___ Dataset ___

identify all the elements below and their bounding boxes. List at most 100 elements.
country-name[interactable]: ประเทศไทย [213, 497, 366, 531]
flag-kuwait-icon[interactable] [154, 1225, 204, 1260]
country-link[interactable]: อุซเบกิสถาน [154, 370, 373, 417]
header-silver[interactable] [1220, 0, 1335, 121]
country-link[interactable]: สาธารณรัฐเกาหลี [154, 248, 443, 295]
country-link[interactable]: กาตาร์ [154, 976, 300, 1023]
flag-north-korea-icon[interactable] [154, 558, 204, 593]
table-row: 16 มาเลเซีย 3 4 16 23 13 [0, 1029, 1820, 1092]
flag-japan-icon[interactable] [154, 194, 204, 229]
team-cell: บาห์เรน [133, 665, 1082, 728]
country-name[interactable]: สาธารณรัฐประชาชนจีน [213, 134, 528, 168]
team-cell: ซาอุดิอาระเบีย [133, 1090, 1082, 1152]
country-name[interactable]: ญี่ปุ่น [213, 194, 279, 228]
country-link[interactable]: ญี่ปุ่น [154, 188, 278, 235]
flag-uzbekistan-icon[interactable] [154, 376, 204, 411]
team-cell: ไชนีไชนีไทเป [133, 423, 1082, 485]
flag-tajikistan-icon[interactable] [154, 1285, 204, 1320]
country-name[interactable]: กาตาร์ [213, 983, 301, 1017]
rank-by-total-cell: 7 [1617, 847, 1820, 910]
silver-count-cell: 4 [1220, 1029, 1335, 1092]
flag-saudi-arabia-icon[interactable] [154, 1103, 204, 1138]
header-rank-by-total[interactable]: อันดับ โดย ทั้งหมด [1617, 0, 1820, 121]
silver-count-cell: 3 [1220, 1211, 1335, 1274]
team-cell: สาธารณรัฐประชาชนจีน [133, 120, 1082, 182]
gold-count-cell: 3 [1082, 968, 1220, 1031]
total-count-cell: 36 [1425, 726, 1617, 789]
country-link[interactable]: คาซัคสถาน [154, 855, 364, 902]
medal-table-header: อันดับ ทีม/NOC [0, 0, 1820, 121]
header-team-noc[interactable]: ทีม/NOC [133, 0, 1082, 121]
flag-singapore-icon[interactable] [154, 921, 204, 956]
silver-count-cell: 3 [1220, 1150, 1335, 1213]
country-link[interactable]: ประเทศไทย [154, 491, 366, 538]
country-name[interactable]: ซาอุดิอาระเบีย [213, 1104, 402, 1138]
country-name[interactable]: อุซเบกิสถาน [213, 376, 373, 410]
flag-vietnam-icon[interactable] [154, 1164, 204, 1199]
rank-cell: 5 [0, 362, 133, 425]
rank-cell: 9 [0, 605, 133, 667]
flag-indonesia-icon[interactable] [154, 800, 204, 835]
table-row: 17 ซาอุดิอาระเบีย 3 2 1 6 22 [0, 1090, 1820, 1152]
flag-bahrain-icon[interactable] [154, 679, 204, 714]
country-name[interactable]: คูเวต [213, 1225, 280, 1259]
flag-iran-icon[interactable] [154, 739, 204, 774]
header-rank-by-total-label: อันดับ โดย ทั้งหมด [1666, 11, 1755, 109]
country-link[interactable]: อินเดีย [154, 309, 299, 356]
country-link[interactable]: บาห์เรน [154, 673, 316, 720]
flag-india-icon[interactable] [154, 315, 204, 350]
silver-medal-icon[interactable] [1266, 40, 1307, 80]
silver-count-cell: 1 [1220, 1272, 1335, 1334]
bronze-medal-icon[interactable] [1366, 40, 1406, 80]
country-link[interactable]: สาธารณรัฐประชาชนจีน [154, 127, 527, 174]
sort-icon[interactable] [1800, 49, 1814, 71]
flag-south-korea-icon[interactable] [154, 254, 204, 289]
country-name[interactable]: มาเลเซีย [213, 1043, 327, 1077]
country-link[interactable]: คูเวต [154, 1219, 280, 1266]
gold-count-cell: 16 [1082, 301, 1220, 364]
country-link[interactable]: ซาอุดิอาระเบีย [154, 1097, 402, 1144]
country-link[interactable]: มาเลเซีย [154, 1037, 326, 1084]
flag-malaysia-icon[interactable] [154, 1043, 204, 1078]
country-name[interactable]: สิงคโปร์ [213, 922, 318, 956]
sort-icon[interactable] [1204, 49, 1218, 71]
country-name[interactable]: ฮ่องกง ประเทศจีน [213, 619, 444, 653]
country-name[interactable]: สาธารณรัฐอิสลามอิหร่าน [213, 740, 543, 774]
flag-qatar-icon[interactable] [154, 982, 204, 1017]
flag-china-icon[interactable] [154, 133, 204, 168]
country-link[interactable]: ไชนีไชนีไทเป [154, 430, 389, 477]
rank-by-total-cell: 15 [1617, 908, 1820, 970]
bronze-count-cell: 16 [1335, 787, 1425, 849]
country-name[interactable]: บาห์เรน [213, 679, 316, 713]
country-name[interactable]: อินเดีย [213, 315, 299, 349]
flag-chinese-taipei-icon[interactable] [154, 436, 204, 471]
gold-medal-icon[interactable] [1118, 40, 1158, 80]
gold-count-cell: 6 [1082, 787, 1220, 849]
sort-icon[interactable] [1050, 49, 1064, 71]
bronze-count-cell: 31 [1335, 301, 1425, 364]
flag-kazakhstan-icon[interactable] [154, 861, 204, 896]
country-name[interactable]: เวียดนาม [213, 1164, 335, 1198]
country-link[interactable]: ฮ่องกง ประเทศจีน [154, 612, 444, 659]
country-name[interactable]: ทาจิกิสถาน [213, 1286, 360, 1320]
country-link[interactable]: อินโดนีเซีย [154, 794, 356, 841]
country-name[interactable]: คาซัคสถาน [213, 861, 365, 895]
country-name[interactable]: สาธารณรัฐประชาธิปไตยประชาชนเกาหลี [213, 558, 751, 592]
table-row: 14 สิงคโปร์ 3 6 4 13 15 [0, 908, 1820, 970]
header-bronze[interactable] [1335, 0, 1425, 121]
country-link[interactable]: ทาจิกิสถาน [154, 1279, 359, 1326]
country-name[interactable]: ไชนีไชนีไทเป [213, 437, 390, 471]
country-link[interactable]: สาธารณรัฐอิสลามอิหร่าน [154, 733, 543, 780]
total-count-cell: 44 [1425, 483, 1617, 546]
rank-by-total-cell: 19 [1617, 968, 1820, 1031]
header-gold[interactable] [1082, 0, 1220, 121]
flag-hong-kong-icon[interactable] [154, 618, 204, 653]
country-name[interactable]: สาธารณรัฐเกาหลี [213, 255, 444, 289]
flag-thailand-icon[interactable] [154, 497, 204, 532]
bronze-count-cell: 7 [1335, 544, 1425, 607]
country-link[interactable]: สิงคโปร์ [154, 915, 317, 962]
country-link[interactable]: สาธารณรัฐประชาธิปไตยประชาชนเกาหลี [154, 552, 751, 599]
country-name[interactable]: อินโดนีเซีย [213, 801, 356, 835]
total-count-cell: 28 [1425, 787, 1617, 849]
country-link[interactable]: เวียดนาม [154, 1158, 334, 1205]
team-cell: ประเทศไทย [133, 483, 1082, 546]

___

> Instructions to follow: Reproduce every line above word for word, with nothing changed, added, or left out.

> Written reply:
identify all the elements below and their bounding boxes. List at most 100 elements.
country-name[interactable]: ประเทศไทย [213, 497, 366, 531]
flag-kuwait-icon[interactable] [154, 1225, 204, 1260]
country-link[interactable]: อุซเบกิสถาน [154, 370, 373, 417]
header-silver[interactable] [1220, 0, 1335, 121]
country-link[interactable]: สาธารณรัฐเกาหลี [154, 248, 443, 295]
country-link[interactable]: กาตาร์ [154, 976, 300, 1023]
flag-north-korea-icon[interactable] [154, 558, 204, 593]
table-row: 16 มาเลเซีย 3 4 16 23 13 [0, 1029, 1820, 1092]
flag-japan-icon[interactable] [154, 194, 204, 229]
team-cell: บาห์เรน [133, 665, 1082, 728]
country-name[interactable]: สาธารณรัฐประชาชนจีน [213, 134, 528, 168]
team-cell: ซาอุดิอาระเบีย [133, 1090, 1082, 1152]
country-name[interactable]: ญี่ปุ่น [213, 194, 279, 228]
country-link[interactable]: ญี่ปุ่น [154, 188, 278, 235]
flag-uzbekistan-icon[interactable] [154, 376, 204, 411]
team-cell: ไชนีไชนีไทเป [133, 423, 1082, 485]
flag-tajikistan-icon[interactable] [154, 1285, 204, 1320]
country-name[interactable]: กาตาร์ [213, 983, 301, 1017]
rank-by-total-cell: 7 [1617, 847, 1820, 910]
silver-count-cell: 4 [1220, 1029, 1335, 1092]
flag-saudi-arabia-icon[interactable] [154, 1103, 204, 1138]
header-rank-by-total[interactable]: อันดับ โดย ทั้งหมด [1617, 0, 1820, 121]
silver-count-cell: 3 [1220, 1211, 1335, 1274]
team-cell: สาธารณรัฐประชาชนจีน [133, 120, 1082, 182]
gold-count-cell: 3 [1082, 968, 1220, 1031]
total-count-cell: 36 [1425, 726, 1617, 789]
country-link[interactable]: คาซัคสถาน [154, 855, 364, 902]
medal-table-header: อันดับ ทีม/NOC [0, 0, 1820, 121]
header-team-noc[interactable]: ทีม/NOC [133, 0, 1082, 121]
flag-singapore-icon[interactable] [154, 921, 204, 956]
silver-count-cell: 3 [1220, 1150, 1335, 1213]
country-link[interactable]: ประเทศไทย [154, 491, 366, 538]
country-name[interactable]: ซาอุดิอาระเบีย [213, 1104, 402, 1138]
country-name[interactable]: อุซเบกิสถาน [213, 376, 373, 410]
flag-vietnam-icon[interactable] [154, 1164, 204, 1199]
rank-cell: 5 [0, 362, 133, 425]
rank-cell: 9 [0, 605, 133, 667]
flag-indonesia-icon[interactable] [154, 800, 204, 835]
table-row: 17 ซาอุดิอาระเบีย 3 2 1 6 22 [0, 1090, 1820, 1152]
flag-bahrain-icon[interactable] [154, 679, 204, 714]
country-name[interactable]: คูเวต [213, 1225, 280, 1259]
flag-iran-icon[interactable] [154, 739, 204, 774]
header-rank-by-total-label: อันดับ โดย ทั้งหมด [1666, 11, 1755, 109]
country-link[interactable]: อินเดีย [154, 309, 299, 356]
country-link[interactable]: บาห์เรน [154, 673, 316, 720]
flag-india-icon[interactable] [154, 315, 204, 350]
silver-medal-icon[interactable] [1266, 40, 1307, 80]
silver-count-cell: 1 [1220, 1272, 1335, 1334]
bronze-medal-icon[interactable] [1366, 40, 1406, 80]
country-link[interactable]: สาธารณรัฐประชาชนจีน [154, 127, 527, 174]
sort-icon[interactable] [1800, 49, 1814, 71]
flag-south-korea-icon[interactable] [154, 254, 204, 289]
country-name[interactable]: มาเลเซีย [213, 1043, 327, 1077]
country-link[interactable]: คูเวต [154, 1219, 280, 1266]
gold-count-cell: 16 [1082, 301, 1220, 364]
country-link[interactable]: ซาอุดิอาระเบีย [154, 1097, 402, 1144]
country-link[interactable]: มาเลเซีย [154, 1037, 326, 1084]
flag-malaysia-icon[interactable] [154, 1043, 204, 1078]
country-name[interactable]: สิงคโปร์ [213, 922, 318, 956]
sort-icon[interactable] [1204, 49, 1218, 71]
country-name[interactable]: ฮ่องกง ประเทศจีน [213, 619, 444, 653]
country-name[interactable]: สาธารณรัฐอิสลามอิหร่าน [213, 740, 543, 774]
flag-qatar-icon[interactable] [154, 982, 204, 1017]
flag-china-icon[interactable] [154, 133, 204, 168]
country-link[interactable]: ไชนีไชนีไทเป [154, 430, 389, 477]
rank-by-total-cell: 15 [1617, 908, 1820, 970]
bronze-count-cell: 16 [1335, 787, 1425, 849]
country-name[interactable]: บาห์เรน [213, 679, 316, 713]
country-name[interactable]: อินเดีย [213, 315, 299, 349]
flag-chinese-taipei-icon[interactable] [154, 436, 204, 471]
gold-medal-icon[interactable] [1118, 40, 1158, 80]
gold-count-cell: 6 [1082, 787, 1220, 849]
sort-icon[interactable] [1050, 49, 1064, 71]
bronze-count-cell: 31 [1335, 301, 1425, 364]
flag-kazakhstan-icon[interactable] [154, 861, 204, 896]
country-name[interactable]: เวียดนาม [213, 1164, 335, 1198]
country-link[interactable]: ฮ่องกง ประเทศจีน [154, 612, 444, 659]
country-name[interactable]: ทาจิกิสถาน [213, 1286, 360, 1320]
country-link[interactable]: อินโดนีเซีย [154, 794, 356, 841]
country-name[interactable]: คาซัคสถาน [213, 861, 365, 895]
country-name[interactable]: สาธารณรัฐประชาธิปไตยประชาชนเกาหลี [213, 558, 751, 592]
table-row: 14 สิงคโปร์ 3 6 4 13 15 [0, 908, 1820, 970]
header-bronze[interactable] [1335, 0, 1425, 121]
country-link[interactable]: ทาจิกิสถาน [154, 1279, 359, 1326]
country-name[interactable]: ไชนีไชนีไทเป [213, 437, 390, 471]
country-link[interactable]: สาธารณรัฐอิสลามอิหร่าน [154, 733, 543, 780]
total-count-cell: 44 [1425, 483, 1617, 546]
rank-by-total-cell: 19 [1617, 968, 1820, 1031]
header-gold[interactable] [1082, 0, 1220, 121]
flag-hong-kong-icon[interactable] [154, 618, 204, 653]
country-name[interactable]: สาธารณรัฐเกาหลี [213, 255, 444, 289]
flag-thailand-icon[interactable] [154, 497, 204, 532]
bronze-count-cell: 7 [1335, 544, 1425, 607]
country-link[interactable]: สิงคโปร์ [154, 915, 317, 962]
country-link[interactable]: สาธารณรัฐประชาธิปไตยประชาชนเกาหลี [154, 552, 751, 599]
country-name[interactable]: อินโดนีเซีย [213, 801, 356, 835]
total-count-cell: 28 [1425, 787, 1617, 849]
country-link[interactable]: เวียดนาม [154, 1158, 334, 1205]
team-cell: ประเทศไทย [133, 483, 1082, 546]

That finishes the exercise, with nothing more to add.